◆ Working data
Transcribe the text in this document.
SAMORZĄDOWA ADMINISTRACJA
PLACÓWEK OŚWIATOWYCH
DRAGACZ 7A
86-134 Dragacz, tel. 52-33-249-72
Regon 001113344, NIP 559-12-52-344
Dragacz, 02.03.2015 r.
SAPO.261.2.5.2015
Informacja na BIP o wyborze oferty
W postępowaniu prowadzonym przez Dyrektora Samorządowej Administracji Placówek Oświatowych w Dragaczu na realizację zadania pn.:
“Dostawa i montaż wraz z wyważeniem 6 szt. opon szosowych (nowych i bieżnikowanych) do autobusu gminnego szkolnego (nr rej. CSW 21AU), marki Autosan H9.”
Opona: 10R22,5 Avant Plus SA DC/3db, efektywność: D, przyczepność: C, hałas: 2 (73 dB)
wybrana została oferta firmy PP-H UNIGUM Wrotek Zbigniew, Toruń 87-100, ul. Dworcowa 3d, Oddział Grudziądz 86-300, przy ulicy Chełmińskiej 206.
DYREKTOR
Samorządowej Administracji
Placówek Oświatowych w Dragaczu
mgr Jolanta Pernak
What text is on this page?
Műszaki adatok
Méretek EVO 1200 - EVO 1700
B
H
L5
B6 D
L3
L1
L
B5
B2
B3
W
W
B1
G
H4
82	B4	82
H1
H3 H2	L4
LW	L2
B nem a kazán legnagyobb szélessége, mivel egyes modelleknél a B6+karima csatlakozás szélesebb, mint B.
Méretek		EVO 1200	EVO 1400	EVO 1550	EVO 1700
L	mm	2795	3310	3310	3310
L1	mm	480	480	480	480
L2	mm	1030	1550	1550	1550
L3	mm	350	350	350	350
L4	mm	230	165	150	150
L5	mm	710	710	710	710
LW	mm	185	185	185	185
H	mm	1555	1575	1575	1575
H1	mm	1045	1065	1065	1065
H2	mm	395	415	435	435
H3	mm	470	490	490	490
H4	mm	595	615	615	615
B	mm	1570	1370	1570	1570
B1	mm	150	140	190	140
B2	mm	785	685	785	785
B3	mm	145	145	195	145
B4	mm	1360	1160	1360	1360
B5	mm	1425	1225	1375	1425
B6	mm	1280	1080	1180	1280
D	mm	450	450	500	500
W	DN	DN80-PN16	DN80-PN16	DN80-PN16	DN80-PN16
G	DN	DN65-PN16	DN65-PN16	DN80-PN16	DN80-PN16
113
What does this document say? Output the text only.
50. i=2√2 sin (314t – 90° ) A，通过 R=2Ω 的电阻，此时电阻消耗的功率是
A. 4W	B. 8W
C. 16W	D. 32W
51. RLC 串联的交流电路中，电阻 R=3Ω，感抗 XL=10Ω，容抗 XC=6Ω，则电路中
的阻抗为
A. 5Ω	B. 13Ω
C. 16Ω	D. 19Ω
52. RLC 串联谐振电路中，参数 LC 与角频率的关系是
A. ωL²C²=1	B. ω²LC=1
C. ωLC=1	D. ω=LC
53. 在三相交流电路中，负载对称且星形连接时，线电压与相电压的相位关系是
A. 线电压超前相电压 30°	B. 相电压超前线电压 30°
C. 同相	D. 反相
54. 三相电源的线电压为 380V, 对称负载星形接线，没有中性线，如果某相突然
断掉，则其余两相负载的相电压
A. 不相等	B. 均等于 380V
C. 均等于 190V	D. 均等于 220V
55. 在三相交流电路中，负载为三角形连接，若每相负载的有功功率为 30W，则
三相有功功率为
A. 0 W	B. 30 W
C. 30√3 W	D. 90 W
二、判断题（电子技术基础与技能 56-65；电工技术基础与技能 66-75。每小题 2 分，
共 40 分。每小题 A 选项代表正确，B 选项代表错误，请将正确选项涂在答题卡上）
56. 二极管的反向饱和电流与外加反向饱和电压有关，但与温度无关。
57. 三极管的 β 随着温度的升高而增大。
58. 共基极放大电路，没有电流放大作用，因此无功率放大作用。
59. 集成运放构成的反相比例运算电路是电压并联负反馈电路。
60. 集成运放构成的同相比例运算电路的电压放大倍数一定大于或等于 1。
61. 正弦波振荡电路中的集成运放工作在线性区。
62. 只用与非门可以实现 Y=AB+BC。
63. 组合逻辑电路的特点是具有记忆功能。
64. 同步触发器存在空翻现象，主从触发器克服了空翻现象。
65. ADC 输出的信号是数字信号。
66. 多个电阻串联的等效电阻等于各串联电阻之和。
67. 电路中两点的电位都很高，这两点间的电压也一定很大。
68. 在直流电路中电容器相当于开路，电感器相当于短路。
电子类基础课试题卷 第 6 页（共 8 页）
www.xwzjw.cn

◆ Given exercise
Beginning at the line that holds "What does this", reproduce each line of the records above down to and including the last one.

◆ Reply to the exercise
What does this document say? Output the text only.
50. i=2√2 sin (314t – 90° ) A，通过 R=2Ω 的电阻，此时电阻消耗的功率是
A. 4W	B. 8W
C. 16W	D. 32W
51. RLC 串联的交流电路中，电阻 R=3Ω，感抗 XL=10Ω，容抗 XC=6Ω，则电路中
的阻抗为
A. 5Ω	B. 13Ω
C. 16Ω	D. 19Ω
52. RLC 串联谐振电路中，参数 LC 与角频率的关系是
A. ωL²C²=1	B. ω²LC=1
C. ωLC=1	D. ω=LC
53. 在三相交流电路中，负载对称且星形连接时，线电压与相电压的相位关系是
A. 线电压超前相电压 30°	B. 相电压超前线电压 30°
C. 同相	D. 反相
54. 三相电源的线电压为 380V, 对称负载星形接线，没有中性线，如果某相突然
断掉，则其余两相负载的相电压
A. 不相等	B. 均等于 380V
C. 均等于 190V	D. 均等于 220V
55. 在三相交流电路中，负载为三角形连接，若每相负载的有功功率为 30W，则
三相有功功率为
A. 0 W	B. 30 W
C. 30√3 W	D. 90 W
二、判断题（电子技术基础与技能 56-65；电工技术基础与技能 66-75。每小题 2 分，
共 40 分。每小题 A 选项代表正确，B 选项代表错误，请将正确选项涂在答题卡上）
56. 二极管的反向饱和电流与外加反向饱和电压有关，但与温度无关。
57. 三极管的 β 随着温度的升高而增大。
58. 共基极放大电路，没有电流放大作用，因此无功率放大作用。
59. 集成运放构成的反相比例运算电路是电压并联负反馈电路。
60. 集成运放构成的同相比例运算电路的电压放大倍数一定大于或等于 1。
61. 正弦波振荡电路中的集成运放工作在线性区。
62. 只用与非门可以实现 Y=AB+BC。
63. 组合逻辑电路的特点是具有记忆功能。
64. 同步触发器存在空翻现象，主从触发器克服了空翻现象。
65. ADC 输出的信号是数字信号。
66. 多个电阻串联的等效电阻等于各串联电阻之和。
67. 电路中两点的电位都很高，这两点间的电压也一定很大。
68. 在直流电路中电容器相当于开路，电感器相当于短路。
电子类基础课试题卷 第 6 页（共 8 页）
www.xwzjw.cn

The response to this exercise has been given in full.